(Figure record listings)

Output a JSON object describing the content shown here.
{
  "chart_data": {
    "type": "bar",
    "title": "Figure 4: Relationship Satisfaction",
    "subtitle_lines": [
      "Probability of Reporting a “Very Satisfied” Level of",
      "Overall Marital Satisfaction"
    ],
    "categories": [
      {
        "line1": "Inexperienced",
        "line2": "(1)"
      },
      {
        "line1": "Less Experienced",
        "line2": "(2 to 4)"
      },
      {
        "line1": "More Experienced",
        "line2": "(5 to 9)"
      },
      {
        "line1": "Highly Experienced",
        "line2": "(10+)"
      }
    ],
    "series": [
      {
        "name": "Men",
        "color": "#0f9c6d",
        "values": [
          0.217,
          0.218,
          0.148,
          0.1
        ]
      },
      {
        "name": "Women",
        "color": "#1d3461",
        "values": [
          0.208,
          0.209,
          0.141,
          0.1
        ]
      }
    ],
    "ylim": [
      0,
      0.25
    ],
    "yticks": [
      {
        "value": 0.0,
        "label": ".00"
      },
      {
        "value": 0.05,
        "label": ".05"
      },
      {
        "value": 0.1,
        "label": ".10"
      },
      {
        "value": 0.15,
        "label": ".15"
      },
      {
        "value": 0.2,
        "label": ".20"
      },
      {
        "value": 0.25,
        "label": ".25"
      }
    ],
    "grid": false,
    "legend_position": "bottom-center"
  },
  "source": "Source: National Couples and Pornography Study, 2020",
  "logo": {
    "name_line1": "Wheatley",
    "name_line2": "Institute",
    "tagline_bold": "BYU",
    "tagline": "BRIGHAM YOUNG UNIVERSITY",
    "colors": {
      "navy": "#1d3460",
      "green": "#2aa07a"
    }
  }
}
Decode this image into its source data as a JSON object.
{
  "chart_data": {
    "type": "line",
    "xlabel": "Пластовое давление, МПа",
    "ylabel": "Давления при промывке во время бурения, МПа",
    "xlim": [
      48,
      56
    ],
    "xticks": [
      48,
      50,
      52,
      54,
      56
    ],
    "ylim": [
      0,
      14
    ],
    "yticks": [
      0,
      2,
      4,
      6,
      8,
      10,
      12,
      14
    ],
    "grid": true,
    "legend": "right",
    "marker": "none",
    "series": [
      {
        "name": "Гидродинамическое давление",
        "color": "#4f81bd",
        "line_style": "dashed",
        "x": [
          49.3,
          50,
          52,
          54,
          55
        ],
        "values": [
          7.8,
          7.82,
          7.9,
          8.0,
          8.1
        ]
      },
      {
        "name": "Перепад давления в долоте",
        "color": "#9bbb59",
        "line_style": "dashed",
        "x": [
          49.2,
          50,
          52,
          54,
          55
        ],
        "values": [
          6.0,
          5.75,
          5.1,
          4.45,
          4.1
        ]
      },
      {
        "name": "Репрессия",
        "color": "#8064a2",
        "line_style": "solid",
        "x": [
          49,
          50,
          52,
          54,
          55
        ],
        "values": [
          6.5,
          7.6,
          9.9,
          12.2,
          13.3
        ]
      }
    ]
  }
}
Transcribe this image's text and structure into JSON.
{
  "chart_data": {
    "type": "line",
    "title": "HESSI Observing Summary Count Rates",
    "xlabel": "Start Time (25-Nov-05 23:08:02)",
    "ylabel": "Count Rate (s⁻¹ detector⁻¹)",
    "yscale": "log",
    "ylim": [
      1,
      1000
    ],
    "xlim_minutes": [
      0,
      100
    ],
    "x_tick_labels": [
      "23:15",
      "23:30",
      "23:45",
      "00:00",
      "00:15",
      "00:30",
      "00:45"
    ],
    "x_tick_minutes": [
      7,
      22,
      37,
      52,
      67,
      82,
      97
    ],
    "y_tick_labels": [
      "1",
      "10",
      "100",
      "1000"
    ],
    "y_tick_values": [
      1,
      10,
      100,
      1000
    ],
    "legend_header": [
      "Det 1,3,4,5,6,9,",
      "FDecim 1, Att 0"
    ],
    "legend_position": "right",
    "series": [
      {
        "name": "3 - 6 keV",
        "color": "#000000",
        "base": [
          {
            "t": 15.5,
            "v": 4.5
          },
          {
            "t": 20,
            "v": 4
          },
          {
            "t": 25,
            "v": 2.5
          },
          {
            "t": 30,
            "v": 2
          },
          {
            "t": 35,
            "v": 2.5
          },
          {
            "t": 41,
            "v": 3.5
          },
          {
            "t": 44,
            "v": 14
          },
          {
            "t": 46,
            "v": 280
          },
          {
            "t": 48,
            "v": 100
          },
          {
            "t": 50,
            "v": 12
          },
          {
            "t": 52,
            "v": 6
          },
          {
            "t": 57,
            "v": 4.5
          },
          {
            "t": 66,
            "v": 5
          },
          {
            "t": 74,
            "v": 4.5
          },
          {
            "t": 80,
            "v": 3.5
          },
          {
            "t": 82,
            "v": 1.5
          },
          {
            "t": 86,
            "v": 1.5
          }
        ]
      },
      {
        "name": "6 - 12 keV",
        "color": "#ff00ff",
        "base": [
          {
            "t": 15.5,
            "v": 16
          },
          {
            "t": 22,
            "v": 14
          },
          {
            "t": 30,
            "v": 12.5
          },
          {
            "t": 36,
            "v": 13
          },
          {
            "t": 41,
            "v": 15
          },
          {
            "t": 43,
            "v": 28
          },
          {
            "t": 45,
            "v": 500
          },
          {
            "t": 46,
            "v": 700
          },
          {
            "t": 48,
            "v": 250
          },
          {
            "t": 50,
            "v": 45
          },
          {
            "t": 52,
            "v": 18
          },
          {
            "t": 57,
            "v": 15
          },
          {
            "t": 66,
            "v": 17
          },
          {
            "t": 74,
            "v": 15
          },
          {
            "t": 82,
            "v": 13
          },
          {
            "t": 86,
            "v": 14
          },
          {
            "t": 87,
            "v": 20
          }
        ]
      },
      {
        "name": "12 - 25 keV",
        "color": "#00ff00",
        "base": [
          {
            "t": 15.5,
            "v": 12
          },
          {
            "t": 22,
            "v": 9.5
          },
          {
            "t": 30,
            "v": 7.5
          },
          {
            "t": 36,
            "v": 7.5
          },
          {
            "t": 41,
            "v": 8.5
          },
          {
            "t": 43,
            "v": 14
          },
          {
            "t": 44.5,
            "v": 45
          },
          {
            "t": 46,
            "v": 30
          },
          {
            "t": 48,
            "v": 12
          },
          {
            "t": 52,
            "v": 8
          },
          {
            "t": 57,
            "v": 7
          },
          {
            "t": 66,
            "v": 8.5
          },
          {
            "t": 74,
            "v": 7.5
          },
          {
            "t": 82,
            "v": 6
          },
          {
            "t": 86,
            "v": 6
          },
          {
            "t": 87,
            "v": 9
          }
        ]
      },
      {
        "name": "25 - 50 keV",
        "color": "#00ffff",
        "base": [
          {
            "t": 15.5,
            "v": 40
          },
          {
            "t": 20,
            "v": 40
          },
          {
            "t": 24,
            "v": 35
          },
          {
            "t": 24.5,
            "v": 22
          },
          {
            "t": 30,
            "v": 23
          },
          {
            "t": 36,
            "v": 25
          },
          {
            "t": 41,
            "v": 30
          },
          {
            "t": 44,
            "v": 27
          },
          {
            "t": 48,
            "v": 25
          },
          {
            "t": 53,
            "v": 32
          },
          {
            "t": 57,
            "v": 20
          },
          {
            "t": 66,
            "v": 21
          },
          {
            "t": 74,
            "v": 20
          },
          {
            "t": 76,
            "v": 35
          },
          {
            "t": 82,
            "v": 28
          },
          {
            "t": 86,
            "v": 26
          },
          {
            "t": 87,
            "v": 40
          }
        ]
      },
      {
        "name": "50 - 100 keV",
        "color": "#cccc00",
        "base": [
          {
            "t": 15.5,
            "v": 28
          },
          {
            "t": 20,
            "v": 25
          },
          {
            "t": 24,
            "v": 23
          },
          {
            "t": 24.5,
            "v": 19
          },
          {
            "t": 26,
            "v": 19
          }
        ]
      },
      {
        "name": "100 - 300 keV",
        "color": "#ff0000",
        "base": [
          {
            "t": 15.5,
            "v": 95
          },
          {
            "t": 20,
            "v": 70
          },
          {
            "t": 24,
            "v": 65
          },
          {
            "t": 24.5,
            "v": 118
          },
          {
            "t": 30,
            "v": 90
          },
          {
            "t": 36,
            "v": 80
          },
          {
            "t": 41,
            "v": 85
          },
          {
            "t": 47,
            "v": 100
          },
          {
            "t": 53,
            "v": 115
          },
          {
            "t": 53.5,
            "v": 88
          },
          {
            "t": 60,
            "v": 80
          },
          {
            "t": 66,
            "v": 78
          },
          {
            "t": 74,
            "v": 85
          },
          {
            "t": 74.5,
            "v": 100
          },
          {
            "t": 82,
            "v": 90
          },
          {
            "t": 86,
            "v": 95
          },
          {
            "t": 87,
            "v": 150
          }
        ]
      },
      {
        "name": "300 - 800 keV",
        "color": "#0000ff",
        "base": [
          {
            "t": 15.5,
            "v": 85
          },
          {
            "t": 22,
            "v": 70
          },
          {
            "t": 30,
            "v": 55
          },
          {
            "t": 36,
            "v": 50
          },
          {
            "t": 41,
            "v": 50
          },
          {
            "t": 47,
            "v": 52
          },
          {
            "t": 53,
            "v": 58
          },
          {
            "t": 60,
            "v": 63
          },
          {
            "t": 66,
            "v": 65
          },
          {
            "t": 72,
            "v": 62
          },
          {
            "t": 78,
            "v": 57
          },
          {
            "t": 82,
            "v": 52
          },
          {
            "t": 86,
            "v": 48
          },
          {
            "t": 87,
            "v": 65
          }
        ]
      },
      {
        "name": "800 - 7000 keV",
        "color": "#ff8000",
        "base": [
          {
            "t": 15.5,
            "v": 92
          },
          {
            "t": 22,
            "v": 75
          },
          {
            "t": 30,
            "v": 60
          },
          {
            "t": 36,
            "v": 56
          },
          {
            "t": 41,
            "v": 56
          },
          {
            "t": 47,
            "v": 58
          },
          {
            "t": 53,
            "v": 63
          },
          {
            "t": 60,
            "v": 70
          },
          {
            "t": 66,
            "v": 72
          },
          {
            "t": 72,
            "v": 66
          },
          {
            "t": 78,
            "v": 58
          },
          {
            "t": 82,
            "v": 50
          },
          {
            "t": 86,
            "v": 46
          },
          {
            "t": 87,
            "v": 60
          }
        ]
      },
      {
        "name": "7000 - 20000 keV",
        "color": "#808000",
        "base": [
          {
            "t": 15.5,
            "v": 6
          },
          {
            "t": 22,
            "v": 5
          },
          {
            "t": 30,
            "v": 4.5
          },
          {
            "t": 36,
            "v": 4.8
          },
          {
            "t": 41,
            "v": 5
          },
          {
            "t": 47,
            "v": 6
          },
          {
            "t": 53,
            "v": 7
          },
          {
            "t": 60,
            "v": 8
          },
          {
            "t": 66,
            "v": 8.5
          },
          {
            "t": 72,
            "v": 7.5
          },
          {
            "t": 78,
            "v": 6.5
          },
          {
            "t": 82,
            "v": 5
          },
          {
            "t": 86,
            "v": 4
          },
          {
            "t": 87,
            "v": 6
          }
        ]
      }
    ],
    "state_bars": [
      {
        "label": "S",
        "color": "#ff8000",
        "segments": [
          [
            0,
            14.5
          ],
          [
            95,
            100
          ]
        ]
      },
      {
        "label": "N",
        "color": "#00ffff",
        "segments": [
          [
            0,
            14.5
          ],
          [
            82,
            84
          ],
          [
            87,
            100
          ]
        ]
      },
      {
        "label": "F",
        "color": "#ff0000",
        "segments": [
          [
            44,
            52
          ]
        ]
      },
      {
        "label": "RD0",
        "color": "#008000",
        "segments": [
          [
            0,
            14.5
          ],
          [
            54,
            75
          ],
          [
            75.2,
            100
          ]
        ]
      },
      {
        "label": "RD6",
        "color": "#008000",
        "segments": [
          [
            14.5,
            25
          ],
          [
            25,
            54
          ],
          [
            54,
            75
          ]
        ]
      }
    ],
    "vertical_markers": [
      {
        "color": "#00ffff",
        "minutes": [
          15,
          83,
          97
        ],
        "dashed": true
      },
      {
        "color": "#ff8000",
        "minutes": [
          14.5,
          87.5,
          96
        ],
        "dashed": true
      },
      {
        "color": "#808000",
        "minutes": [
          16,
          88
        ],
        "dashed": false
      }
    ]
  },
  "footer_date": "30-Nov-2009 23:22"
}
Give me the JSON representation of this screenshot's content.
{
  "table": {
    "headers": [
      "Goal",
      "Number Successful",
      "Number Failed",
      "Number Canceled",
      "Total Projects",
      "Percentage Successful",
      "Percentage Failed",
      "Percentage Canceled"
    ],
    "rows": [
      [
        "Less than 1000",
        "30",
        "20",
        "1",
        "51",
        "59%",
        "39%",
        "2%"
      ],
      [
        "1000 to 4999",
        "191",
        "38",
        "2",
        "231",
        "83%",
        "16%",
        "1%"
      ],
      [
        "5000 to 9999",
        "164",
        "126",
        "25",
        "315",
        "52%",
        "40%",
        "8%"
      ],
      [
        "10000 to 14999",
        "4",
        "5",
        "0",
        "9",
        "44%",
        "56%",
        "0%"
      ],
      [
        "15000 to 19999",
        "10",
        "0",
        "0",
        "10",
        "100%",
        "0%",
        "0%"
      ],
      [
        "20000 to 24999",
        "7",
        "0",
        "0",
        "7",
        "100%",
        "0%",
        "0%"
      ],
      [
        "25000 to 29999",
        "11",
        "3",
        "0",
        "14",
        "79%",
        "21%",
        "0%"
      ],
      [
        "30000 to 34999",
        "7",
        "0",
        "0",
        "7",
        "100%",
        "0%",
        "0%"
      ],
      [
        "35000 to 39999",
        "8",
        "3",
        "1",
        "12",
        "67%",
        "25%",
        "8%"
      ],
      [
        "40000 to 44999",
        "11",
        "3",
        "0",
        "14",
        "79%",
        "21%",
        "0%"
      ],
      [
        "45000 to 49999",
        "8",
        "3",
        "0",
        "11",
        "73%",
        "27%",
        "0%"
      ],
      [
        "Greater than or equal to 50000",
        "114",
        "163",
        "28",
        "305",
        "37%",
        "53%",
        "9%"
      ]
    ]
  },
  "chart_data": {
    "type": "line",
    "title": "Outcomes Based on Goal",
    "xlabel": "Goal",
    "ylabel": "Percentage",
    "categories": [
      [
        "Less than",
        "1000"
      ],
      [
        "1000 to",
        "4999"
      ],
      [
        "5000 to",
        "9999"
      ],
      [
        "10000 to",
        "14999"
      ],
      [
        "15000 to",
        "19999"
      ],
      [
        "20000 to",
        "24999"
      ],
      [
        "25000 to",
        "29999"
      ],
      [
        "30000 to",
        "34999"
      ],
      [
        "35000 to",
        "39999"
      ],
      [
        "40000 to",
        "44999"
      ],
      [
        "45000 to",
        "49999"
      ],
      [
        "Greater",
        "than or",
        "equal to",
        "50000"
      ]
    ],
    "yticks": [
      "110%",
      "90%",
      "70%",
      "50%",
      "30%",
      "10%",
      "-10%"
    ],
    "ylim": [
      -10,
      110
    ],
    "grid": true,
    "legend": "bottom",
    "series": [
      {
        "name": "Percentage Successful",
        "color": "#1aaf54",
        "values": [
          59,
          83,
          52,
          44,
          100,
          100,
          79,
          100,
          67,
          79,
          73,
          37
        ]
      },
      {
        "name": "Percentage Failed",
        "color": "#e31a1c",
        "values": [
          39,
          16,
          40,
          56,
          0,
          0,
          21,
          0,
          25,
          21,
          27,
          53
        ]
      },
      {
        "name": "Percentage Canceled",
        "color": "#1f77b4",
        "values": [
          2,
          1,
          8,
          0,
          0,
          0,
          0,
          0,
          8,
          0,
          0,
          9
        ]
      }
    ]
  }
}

Task goal: Pull out every line of the records that includes the string "xlabel".

Answer to this exercise:
    "xlabel": "Пластовое давление, МПа",
    "xlabel": "Start Time (25-Nov-05 23:08:02)",
    "xlabel": "Goal",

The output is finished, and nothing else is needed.